--- BEGIN ---

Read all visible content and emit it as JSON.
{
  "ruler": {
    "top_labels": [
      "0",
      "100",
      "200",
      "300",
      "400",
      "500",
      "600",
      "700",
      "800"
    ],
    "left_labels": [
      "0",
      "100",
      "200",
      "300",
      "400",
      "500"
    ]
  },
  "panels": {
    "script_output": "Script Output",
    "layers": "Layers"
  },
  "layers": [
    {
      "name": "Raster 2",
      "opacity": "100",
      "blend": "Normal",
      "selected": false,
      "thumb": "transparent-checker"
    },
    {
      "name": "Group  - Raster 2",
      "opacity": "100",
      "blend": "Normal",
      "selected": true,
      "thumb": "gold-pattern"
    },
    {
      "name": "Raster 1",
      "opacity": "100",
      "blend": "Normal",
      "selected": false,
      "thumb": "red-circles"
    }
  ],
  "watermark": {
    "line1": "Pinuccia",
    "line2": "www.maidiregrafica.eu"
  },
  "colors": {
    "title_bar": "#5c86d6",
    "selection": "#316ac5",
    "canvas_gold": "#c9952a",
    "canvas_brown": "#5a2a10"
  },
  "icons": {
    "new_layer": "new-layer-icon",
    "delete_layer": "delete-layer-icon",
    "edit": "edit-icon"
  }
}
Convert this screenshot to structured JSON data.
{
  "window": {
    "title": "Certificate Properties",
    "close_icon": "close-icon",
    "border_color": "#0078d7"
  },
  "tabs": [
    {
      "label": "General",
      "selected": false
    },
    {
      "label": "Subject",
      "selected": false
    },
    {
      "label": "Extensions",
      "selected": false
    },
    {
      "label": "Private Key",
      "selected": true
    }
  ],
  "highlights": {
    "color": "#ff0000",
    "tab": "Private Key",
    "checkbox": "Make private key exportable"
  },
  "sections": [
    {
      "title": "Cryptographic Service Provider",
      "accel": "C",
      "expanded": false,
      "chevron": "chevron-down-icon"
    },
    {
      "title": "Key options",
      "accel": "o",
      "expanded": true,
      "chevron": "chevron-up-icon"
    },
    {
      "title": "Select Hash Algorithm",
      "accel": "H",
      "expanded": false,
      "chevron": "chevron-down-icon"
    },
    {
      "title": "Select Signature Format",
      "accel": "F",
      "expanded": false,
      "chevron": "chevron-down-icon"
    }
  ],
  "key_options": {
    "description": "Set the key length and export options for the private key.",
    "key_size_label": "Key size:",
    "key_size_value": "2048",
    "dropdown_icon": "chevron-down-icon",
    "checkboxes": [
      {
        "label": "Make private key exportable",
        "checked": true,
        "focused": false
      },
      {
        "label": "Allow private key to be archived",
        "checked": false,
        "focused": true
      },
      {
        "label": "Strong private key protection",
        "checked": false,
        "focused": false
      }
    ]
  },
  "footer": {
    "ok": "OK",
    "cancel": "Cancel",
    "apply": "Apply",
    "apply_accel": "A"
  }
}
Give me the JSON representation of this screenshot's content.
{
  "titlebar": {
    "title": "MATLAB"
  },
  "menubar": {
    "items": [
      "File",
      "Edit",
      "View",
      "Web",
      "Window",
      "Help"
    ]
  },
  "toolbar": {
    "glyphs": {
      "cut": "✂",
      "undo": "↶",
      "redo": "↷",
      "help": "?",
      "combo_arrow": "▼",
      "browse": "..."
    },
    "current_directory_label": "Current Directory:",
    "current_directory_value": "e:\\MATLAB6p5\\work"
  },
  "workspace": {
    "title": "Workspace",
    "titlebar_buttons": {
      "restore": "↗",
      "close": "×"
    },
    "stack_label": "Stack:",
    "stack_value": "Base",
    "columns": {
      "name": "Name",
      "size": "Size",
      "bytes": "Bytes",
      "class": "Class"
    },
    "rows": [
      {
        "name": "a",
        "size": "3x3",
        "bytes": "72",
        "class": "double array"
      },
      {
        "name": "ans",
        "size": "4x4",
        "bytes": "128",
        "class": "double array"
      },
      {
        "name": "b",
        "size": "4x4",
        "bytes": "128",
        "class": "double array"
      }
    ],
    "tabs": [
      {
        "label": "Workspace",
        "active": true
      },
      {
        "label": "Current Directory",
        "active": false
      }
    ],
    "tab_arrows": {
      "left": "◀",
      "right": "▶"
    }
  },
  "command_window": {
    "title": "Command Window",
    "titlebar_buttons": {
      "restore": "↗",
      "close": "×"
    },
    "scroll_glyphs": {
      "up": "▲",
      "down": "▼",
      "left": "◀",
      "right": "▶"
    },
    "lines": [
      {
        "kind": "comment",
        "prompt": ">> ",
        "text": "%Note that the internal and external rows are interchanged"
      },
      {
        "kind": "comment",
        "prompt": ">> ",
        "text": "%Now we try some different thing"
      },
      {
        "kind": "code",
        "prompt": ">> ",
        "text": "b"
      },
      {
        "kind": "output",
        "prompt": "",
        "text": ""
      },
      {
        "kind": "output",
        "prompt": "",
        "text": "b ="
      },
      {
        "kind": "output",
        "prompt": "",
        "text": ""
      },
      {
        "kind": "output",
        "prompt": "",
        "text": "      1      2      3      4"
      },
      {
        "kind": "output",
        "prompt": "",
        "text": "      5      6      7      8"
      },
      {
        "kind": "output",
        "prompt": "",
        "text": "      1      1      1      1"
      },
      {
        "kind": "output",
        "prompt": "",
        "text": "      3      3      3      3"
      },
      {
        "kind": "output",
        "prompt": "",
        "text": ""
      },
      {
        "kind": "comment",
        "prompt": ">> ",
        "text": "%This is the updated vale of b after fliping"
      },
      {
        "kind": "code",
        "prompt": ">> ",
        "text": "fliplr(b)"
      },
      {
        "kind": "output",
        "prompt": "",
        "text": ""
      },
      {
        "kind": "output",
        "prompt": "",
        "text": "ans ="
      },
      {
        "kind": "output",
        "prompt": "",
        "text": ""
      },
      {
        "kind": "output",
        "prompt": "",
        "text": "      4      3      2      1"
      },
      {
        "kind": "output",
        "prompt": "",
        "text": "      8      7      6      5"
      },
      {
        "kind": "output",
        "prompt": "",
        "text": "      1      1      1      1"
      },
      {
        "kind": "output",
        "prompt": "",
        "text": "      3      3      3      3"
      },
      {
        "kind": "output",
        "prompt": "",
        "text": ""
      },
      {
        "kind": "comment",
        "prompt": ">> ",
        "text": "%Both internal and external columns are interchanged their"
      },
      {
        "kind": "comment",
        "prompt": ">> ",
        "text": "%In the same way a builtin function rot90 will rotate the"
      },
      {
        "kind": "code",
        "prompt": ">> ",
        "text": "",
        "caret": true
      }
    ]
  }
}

--- END ---

Output all of the data above without any alteration.

* [EXERCISE ANSWER]:
Read all visible content and emit it as JSON.
{
  "ruler": {
    "top_labels": [
      "0",
      "100",
      "200",
      "300",
      "400",
      "500",
      "600",
      "700",
      "800"
    ],
    "left_labels": [
      "0",
      "100",
      "200",
      "300",
      "400",
      "500"
    ]
  },
  "panels": {
    "script_output": "Script Output",
    "layers": "Layers"
  },
  "layers": [
    {
      "name": "Raster 2",
      "opacity": "100",
      "blend": "Normal",
      "selected": false,
      "thumb": "transparent-checker"
    },
    {
      "name": "Group  - Raster 2",
      "opacity": "100",
      "blend": "Normal",
      "selected": true,
      "thumb": "gold-pattern"
    },
    {
      "name": "Raster 1",
      "opacity": "100",
      "blend": "Normal",
      "selected": false,
      "thumb": "red-circles"
    }
  ],
  "watermark": {
    "line1": "Pinuccia",
    "line2": "www.maidiregrafica.eu"
  },
  "colors": {
    "title_bar": "#5c86d6",
    "selection": "#316ac5",
    "canvas_gold": "#c9952a",
    "canvas_brown": "#5a2a10"
  },
  "icons": {
    "new_layer": "new-layer-icon",
    "delete_layer": "delete-layer-icon",
    "edit": "edit-icon"
  }
}
Convert this screenshot to structured JSON data.
{
  "window": {
    "title": "Certificate Properties",
    "close_icon": "close-icon",
    "border_color": "#0078d7"
  },
  "tabs": [
    {
      "label": "General",
      "selected": false
    },
    {
      "label": "Subject",
      "selected": false
    },
    {
      "label": "Extensions",
      "selected": false
    },
    {
      "label": "Private Key",
      "selected": true
    }
  ],
  "highlights": {
    "color": "#ff0000",
    "tab": "Private Key",
    "checkbox": "Make private key exportable"
  },
  "sections": [
    {
      "title": "Cryptographic Service Provider",
      "accel": "C",
      "expanded": false,
      "chevron": "chevron-down-icon"
    },
    {
      "title": "Key options",
      "accel": "o",
      "expanded": true,
      "chevron": "chevron-up-icon"
    },
    {
      "title": "Select Hash Algorithm",
      "accel": "H",
      "expanded": false,
      "chevron": "chevron-down-icon"
    },
    {
      "title": "Select Signature Format",
      "accel": "F",
      "expanded": false,
      "chevron": "chevron-down-icon"
    }
  ],
  "key_options": {
    "description": "Set the key length and export options for the private key.",
    "key_size_label": "Key size:",
    "key_size_value": "2048",
    "dropdown_icon": "chevron-down-icon",
    "checkboxes": [
      {
        "label": "Make private key exportable",
        "checked": true,
        "focused": false
      },
      {
        "label": "Allow private key to be archived",
        "checked": false,
        "focused": true
      },
      {
        "label": "Strong private key protection",
        "checked": false,
        "focused": false
      }
    ]
  },
  "footer": {
    "ok": "OK",
    "cancel": "Cancel",
    "apply": "Apply",
    "apply_accel": "A"
  }
}
Give me the JSON representation of this screenshot's content.
{
  "titlebar": {
    "title": "MATLAB"
  },
  "menubar": {
    "items": [
      "File",
      "Edit",
      "View",
      "Web",
      "Window",
      "Help"
    ]
  },
  "toolbar": {
    "glyphs": {
      "cut": "✂",
      "undo": "↶",
      "redo": "↷",
      "help": "?",
      "combo_arrow": "▼",
      "browse": "..."
    },
    "current_directory_label": "Current Directory:",
    "current_directory_value": "e:\\MATLAB6p5\\work"
  },
  "workspace": {
    "title": "Workspace",
    "titlebar_buttons": {
      "restore": "↗",
      "close": "×"
    },
    "stack_label": "Stack:",
    "stack_value": "Base",
    "columns": {
      "name": "Name",
      "size": "Size",
      "bytes": "Bytes",
      "class": "Class"
    },
    "rows": [
      {
        "name": "a",
        "size": "3x3",
        "bytes": "72",
        "class": "double array"
      },
      {
        "name": "ans",
        "size": "4x4",
        "bytes": "128",
        "class": "double array"
      },
      {
        "name": "b",
        "size": "4x4",
        "bytes": "128",
        "class": "double array"
      }
    ],
    "tabs": [
      {
        "label": "Workspace",
        "active": true
      },
      {
        "label": "Current Directory",
        "active": false
      }
    ],
    "tab_arrows": {
      "left": "◀",
      "right": "▶"
    }
  },
  "command_window": {
    "title": "Command Window",
    "titlebar_buttons": {
      "restore": "↗",
      "close": "×"
    },
    "scroll_glyphs": {
      "up": "▲",
      "down": "▼",
      "left": "◀",
      "right": "▶"
    },
    "lines": [
      {
        "kind": "comment",
        "prompt": ">> ",
        "text": "%Note that the internal and external rows are interchanged"
      },
      {
        "kind": "comment",
        "prompt": ">> ",
        "text": "%Now we try some different thing"
      },
      {
        "kind": "code",
        "prompt": ">> ",
        "text": "b"
      },
      {
        "kind": "output",
        "prompt": "",
        "text": ""
      },
      {
        "kind": "output",
        "prompt": "",
        "text": "b ="
      },
      {
        "kind": "output",
        "prompt": "",
        "text": ""
      },
      {
        "kind": "output",
        "prompt": "",
        "text": "      1      2      3      4"
      },
      {
        "kind": "output",
        "prompt": "",
        "text": "      5      6      7      8"
      },
      {
        "kind": "output",
        "prompt": "",
        "text": "      1      1      1      1"
      },
      {
        "kind": "output",
        "prompt": "",
        "text": "      3      3      3      3"
      },
      {
        "kind": "output",
        "prompt": "",
        "text": ""
      },
      {
        "kind": "comment",
        "prompt": ">> ",
        "text": "%This is the updated vale of b after fliping"
      },
      {
        "kind": "code",
        "prompt": ">> ",
        "text": "fliplr(b)"
      },
      {
        "kind": "output",
        "prompt": "",
        "text": ""
      },
      {
        "kind": "output",
        "prompt": "",
        "text": "ans ="
      },
      {
        "kind": "output",
        "prompt": "",
        "text": ""
      },
      {
        "kind": "output",
        "prompt": "",
        "text": "      4      3      2      1"
      },
      {
        "kind": "output",
        "prompt": "",
        "text": "      8      7      6      5"
      },
      {
        "kind": "output",
        "prompt": "",
        "text": "      1      1      1      1"
      },
      {
        "kind": "output",
        "prompt": "",
        "text": "      3      3      3      3"
      },
      {
        "kind": "output",
        "prompt": "",
        "text": ""
      },
      {
        "kind": "comment",
        "prompt": ">> ",
        "text": "%Both internal and external columns are interchanged their"
      },
      {
        "kind": "comment",
        "prompt": ">> ",
        "text": "%In the same way a builtin function rot90 will rotate the"
      },
      {
        "kind": "code",
        "prompt": ">> ",
        "text": "",
        "caret": true
      }
    ]
  }
}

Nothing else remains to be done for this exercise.